- [Problem requirements]
Scan the data below for the string "казенных". Copy every line where it appears.
**** Dataset ****
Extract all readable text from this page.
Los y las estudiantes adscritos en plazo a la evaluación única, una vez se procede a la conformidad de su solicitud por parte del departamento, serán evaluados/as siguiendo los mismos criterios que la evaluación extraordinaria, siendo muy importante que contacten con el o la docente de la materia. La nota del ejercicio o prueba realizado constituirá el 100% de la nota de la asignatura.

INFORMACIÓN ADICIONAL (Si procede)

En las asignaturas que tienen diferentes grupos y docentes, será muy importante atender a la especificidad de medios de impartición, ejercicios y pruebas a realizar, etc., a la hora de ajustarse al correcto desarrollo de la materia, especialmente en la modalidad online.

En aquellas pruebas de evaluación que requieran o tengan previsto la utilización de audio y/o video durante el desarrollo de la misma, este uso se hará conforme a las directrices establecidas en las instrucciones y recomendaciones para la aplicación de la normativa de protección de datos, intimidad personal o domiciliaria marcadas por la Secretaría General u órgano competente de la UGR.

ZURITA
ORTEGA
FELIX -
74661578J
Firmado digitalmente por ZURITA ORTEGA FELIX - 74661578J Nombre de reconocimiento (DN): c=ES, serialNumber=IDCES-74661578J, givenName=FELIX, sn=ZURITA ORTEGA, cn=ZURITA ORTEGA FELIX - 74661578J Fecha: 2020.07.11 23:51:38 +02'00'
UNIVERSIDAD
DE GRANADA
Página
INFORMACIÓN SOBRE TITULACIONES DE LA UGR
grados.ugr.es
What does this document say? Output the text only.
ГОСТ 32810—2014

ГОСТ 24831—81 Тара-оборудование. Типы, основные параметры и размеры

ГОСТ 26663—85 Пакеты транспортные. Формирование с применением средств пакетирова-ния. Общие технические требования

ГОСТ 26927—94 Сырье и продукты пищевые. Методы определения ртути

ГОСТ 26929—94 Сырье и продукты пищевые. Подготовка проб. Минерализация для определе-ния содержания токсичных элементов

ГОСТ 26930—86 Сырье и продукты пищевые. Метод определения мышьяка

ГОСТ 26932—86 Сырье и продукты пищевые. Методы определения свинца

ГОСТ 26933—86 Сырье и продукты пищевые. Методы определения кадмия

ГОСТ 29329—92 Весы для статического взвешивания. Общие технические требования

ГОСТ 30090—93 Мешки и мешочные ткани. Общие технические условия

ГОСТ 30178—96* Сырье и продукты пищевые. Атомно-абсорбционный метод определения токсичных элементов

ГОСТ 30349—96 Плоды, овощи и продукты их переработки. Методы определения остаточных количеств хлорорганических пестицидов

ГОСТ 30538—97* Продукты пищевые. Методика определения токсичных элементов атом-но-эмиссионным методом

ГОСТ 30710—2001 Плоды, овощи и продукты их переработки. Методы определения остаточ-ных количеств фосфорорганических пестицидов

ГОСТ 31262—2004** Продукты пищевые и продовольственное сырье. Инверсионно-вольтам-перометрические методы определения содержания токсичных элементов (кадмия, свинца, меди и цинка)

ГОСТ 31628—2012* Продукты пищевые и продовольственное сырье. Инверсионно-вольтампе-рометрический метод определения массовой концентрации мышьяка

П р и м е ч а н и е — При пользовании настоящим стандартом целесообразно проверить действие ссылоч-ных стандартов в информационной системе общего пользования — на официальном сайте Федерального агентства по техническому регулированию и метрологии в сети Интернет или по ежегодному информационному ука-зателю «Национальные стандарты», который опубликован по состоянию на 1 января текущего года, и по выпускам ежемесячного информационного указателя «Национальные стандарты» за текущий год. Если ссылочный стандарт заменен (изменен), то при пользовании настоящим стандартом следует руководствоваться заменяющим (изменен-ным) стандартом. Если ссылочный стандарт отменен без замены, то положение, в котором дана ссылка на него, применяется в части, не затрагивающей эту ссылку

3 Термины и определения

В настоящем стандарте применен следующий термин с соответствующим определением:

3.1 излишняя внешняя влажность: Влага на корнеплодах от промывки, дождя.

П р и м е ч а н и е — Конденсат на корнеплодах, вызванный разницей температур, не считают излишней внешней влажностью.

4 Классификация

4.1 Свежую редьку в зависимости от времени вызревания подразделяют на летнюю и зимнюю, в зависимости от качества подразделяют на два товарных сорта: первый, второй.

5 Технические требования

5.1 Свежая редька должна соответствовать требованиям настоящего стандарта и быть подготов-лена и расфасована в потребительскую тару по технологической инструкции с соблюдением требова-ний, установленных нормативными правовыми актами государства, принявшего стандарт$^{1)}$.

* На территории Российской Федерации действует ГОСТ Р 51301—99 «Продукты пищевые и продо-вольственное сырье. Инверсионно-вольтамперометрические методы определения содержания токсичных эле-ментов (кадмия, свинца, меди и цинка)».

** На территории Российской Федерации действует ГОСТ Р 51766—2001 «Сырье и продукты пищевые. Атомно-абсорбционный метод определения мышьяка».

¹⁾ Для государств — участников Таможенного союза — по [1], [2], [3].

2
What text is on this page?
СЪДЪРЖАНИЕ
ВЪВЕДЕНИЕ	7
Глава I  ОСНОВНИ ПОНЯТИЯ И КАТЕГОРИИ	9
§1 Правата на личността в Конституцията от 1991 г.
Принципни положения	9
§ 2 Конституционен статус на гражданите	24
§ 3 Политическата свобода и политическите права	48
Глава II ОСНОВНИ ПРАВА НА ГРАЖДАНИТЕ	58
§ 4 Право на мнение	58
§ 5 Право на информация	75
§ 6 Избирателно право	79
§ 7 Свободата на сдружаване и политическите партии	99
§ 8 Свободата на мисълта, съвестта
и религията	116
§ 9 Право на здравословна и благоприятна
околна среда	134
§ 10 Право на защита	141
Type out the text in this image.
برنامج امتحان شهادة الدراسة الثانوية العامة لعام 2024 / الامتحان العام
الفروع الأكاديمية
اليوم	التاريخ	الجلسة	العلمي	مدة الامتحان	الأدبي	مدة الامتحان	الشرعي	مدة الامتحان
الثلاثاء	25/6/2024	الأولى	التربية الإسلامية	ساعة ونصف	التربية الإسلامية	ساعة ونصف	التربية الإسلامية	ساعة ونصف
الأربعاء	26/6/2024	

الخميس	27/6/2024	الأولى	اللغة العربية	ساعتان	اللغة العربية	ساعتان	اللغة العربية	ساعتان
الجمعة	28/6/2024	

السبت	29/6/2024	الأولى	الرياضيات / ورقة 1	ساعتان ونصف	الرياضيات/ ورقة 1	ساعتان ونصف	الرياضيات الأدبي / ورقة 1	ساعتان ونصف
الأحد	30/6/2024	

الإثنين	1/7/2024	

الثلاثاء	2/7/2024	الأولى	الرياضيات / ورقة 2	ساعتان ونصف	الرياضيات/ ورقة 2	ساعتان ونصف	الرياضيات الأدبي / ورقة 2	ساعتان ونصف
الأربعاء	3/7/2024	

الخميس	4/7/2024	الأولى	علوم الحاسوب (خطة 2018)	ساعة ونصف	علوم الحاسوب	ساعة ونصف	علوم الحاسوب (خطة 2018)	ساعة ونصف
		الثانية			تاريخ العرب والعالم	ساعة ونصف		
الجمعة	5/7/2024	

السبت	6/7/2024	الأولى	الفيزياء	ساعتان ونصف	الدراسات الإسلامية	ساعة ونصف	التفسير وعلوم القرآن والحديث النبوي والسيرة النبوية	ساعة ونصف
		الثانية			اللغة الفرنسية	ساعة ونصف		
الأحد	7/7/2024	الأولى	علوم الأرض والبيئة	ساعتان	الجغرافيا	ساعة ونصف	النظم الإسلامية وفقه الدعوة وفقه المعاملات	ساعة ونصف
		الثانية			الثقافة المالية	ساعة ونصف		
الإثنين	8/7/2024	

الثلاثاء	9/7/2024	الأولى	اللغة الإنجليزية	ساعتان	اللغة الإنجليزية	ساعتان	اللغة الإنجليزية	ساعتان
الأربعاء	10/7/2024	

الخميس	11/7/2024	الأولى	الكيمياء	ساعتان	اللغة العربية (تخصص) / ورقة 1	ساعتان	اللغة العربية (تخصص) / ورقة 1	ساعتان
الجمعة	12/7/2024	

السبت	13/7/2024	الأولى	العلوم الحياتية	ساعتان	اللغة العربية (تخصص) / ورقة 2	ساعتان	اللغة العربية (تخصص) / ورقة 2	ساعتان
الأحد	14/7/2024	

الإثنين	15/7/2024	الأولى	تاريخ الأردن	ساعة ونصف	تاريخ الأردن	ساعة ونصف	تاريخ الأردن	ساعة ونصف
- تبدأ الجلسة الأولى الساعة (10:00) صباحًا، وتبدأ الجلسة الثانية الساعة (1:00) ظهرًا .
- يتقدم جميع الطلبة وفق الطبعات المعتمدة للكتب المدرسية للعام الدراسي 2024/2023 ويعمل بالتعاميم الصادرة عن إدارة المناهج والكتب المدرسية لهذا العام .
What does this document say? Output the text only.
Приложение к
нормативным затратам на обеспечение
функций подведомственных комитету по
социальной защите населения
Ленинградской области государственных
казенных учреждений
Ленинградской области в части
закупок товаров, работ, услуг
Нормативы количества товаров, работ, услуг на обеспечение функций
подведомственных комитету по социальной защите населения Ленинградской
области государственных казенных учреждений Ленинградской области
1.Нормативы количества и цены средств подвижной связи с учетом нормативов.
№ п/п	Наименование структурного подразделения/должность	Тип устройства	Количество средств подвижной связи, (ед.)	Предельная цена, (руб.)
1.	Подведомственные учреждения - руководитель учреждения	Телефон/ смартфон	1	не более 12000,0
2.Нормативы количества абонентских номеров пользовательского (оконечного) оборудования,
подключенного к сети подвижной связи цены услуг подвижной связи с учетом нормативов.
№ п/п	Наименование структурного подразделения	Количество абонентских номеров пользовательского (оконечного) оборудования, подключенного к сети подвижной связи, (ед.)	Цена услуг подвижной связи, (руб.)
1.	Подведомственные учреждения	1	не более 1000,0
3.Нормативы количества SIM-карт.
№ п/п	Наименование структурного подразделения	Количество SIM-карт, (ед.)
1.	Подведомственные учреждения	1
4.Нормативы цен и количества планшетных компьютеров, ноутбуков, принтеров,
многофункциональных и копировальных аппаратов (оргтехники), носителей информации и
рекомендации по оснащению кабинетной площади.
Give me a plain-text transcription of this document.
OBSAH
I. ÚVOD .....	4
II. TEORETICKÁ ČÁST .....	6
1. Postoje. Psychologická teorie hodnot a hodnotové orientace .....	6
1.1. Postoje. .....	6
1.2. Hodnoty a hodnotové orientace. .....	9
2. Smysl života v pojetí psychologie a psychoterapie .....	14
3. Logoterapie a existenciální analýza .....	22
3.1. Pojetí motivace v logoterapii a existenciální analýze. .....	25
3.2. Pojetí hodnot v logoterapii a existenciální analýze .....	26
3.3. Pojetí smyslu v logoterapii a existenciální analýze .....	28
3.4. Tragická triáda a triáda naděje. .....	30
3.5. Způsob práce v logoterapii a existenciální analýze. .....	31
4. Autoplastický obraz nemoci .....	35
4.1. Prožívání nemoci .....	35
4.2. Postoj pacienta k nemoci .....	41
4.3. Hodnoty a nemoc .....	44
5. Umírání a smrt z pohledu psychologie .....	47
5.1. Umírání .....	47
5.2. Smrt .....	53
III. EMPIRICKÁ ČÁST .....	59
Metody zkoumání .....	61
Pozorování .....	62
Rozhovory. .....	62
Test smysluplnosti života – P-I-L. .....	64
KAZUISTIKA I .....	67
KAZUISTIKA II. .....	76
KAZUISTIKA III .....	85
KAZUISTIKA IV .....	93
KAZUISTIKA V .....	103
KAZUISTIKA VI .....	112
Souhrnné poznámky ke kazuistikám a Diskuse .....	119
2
****
- [Reply]
казенных учреждений
области государственных казенных учреждений Ленинградской области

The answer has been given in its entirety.